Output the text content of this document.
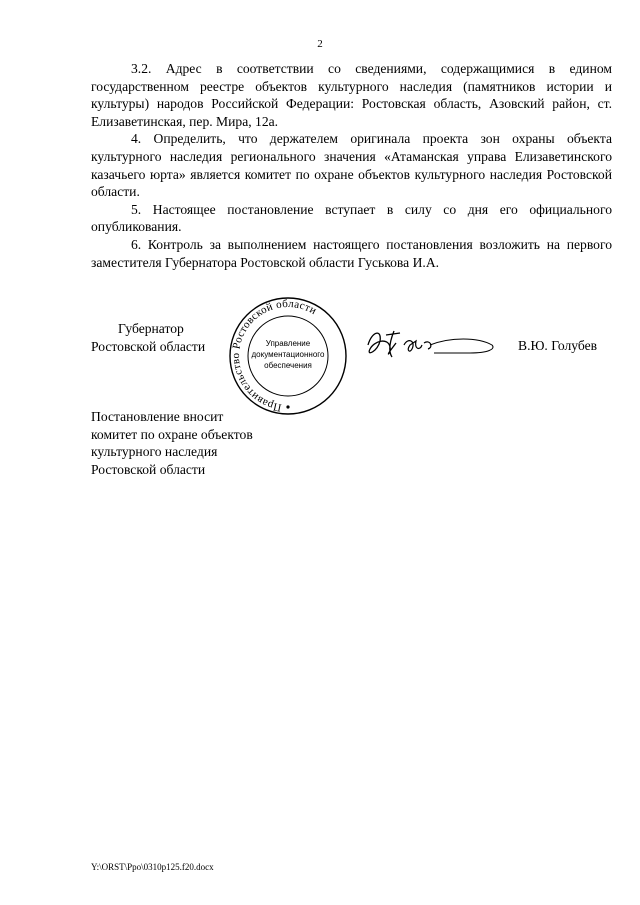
2

3.2. Адрес в соответствии со сведениями, содержащимися в едином государственном реестре объектов культурного наследия (памятников истории и культуры) народов Российской Федерации: Ростовская область, Азовский район, ст. Елизаветинская, пер. Мира, 12а.

4. Определить, что держателем оригинала проекта зон охраны объекта культурного наследия регионального значения «Атаманская управа Елизаветинского казачьего юрта» является комитет по охране объектов культурного наследия Ростовской области.

5. Настоящее постановление вступает в силу со дня его официального опубликования.

6. Контроль за выполнением настоящего постановления возложить на первого заместителя Губернатора Ростовской области Гуськова И.А.

Губернатор
Ростовской области
Правительство Ростовской области
Управление
документационного
обеспечения
В.Ю. Голубев
Постановление вносит
комитет по охране объектов
культурного наследия
Ростовской области
Y:\ORST\Ppo\0310p125.f20.docx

····················

__Task requirements__. Quote each record exactly as it stands, minus the pictures.

__Response below__.
Output the text content of this document.
2

3.2. Адрес в соответствии со сведениями, содержащимися в едином государственном реестре объектов культурного наследия (памятников истории и культуры) народов Российской Федерации: Ростовская область, Азовский район, ст. Елизаветинская, пер. Мира, 12а.

4. Определить, что держателем оригинала проекта зон охраны объекта культурного наследия регионального значения «Атаманская управа Елизаветинского казачьего юрта» является комитет по охране объектов культурного наследия Ростовской области.

5. Настоящее постановление вступает в силу со дня его официального опубликования.

6. Контроль за выполнением настоящего постановления возложить на первого заместителя Губернатора Ростовской области Гуськова И.А.

Губернатор
Ростовской области
Правительство Ростовской области
Управление
документационного
обеспечения
В.Ю. Голубев
Постановление вносит
комитет по охране объектов
культурного наследия
Ростовской области
Y:\ORST\Ppo\0310p125.f20.docx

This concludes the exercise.